Collected data entries:
= = = =
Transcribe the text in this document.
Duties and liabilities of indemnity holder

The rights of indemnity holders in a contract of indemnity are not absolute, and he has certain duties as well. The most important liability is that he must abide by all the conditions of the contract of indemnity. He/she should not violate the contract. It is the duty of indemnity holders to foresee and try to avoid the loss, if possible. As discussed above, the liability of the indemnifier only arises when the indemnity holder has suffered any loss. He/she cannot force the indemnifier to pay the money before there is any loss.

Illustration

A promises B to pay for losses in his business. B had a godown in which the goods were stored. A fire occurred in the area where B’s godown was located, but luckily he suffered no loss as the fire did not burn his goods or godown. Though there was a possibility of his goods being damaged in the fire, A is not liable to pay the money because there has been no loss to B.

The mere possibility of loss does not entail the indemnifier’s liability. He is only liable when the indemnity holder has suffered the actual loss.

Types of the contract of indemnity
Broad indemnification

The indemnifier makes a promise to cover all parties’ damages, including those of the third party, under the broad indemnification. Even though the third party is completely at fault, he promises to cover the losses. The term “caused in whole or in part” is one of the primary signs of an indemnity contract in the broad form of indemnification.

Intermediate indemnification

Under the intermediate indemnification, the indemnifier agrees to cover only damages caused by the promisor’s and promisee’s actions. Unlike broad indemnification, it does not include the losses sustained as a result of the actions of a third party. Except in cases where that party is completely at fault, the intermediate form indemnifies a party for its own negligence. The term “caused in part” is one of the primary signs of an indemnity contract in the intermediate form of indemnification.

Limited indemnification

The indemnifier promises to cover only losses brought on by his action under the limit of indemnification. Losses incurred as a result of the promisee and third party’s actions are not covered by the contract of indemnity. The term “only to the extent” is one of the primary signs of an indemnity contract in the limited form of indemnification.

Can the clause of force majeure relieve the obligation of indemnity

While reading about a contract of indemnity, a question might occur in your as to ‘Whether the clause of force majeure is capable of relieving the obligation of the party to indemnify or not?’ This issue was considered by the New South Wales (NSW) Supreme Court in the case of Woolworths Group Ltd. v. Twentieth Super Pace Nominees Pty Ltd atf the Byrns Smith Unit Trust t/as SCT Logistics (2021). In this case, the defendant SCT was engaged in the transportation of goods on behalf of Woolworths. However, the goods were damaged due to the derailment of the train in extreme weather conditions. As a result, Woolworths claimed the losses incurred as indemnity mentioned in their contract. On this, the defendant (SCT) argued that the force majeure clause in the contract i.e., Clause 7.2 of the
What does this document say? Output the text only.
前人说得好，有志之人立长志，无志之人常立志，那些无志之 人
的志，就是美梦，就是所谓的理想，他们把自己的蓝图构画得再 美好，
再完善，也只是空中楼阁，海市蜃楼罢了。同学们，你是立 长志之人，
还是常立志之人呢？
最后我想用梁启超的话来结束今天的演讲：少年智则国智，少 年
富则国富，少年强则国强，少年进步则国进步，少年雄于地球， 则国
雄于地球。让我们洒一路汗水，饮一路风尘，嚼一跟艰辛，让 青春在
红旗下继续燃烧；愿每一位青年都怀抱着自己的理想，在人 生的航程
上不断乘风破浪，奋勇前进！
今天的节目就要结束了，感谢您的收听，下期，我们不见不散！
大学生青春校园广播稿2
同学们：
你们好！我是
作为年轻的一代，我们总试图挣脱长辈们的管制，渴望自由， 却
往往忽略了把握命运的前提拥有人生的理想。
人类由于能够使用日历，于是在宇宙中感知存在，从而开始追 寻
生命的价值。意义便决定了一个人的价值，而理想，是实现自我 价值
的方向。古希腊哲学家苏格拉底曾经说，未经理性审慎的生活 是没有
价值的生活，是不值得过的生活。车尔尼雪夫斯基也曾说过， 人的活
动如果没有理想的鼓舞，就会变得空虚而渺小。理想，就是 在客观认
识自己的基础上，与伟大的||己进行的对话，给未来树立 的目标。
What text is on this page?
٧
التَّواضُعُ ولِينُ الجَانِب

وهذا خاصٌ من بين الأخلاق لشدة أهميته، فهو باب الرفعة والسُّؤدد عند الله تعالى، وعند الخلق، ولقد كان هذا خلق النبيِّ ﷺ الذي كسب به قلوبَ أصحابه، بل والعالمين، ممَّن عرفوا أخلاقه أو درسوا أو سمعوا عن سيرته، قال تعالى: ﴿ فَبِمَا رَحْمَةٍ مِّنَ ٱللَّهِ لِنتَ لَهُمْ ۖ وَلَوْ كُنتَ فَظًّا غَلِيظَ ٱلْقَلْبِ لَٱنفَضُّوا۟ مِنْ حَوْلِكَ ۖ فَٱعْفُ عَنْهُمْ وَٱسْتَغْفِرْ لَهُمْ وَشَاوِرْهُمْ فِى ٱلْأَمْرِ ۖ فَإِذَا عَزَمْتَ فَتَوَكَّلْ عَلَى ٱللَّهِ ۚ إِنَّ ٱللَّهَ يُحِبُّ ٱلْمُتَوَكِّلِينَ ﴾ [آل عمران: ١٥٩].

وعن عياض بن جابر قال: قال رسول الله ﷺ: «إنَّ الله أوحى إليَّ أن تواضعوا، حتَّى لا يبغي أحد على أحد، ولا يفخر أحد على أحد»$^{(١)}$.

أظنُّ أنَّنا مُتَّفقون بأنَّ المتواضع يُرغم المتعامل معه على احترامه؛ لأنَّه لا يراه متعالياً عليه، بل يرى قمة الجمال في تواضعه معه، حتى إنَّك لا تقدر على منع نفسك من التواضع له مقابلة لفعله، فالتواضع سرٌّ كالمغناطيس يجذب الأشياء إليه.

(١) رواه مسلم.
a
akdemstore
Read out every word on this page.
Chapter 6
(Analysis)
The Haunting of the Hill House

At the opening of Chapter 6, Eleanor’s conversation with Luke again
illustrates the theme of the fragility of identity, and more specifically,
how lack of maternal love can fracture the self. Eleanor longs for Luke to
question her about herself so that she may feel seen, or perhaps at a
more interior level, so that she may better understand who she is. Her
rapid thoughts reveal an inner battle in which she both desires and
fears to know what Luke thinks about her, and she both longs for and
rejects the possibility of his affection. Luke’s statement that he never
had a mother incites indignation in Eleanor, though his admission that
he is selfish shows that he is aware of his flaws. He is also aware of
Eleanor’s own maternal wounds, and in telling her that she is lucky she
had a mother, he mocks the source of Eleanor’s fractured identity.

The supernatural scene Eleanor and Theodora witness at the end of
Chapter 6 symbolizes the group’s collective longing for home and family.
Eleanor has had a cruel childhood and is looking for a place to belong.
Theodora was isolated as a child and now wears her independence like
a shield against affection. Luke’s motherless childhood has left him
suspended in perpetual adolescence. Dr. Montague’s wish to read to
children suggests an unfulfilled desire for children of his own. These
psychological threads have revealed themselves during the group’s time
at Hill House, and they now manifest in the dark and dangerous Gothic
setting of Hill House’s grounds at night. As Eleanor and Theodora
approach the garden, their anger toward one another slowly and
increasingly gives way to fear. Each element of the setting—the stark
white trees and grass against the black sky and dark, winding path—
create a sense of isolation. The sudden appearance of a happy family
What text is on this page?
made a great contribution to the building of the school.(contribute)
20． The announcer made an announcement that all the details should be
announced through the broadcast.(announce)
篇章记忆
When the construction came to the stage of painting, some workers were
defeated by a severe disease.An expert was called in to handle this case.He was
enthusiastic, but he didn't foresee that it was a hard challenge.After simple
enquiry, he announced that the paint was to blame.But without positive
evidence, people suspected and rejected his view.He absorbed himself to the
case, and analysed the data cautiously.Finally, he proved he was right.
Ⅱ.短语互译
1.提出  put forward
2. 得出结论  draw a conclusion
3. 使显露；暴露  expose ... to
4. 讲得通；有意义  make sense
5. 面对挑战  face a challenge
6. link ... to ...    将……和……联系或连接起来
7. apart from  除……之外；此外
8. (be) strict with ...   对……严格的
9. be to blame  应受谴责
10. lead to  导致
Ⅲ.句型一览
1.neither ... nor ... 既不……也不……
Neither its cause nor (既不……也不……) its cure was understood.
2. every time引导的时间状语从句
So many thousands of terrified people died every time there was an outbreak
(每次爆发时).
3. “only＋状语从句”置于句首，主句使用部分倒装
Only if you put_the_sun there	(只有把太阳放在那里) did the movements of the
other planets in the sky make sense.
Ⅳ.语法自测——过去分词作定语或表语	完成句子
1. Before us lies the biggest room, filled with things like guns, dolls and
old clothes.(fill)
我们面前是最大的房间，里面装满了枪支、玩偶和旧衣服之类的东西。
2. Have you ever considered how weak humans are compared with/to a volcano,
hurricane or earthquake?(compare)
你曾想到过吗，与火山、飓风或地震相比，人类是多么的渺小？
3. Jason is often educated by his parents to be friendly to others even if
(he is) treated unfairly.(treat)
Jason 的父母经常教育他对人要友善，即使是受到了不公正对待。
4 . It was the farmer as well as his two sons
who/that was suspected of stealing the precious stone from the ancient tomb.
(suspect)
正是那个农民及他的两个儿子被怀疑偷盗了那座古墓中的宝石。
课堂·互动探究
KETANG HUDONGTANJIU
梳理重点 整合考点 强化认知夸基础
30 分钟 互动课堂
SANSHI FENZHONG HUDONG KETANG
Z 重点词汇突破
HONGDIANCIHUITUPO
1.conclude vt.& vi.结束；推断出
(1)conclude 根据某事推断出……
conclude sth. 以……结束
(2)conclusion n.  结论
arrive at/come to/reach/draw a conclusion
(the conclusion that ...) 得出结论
= = = =
Gather up the lines that contain the word "Hill".

REPLY TO THE EXERCISE:
The Haunting of the Hill House
at Hill House, and they now manifest in the dark and dangerous Gothic
setting of Hill House’s grounds at night. As Eleanor and Theodora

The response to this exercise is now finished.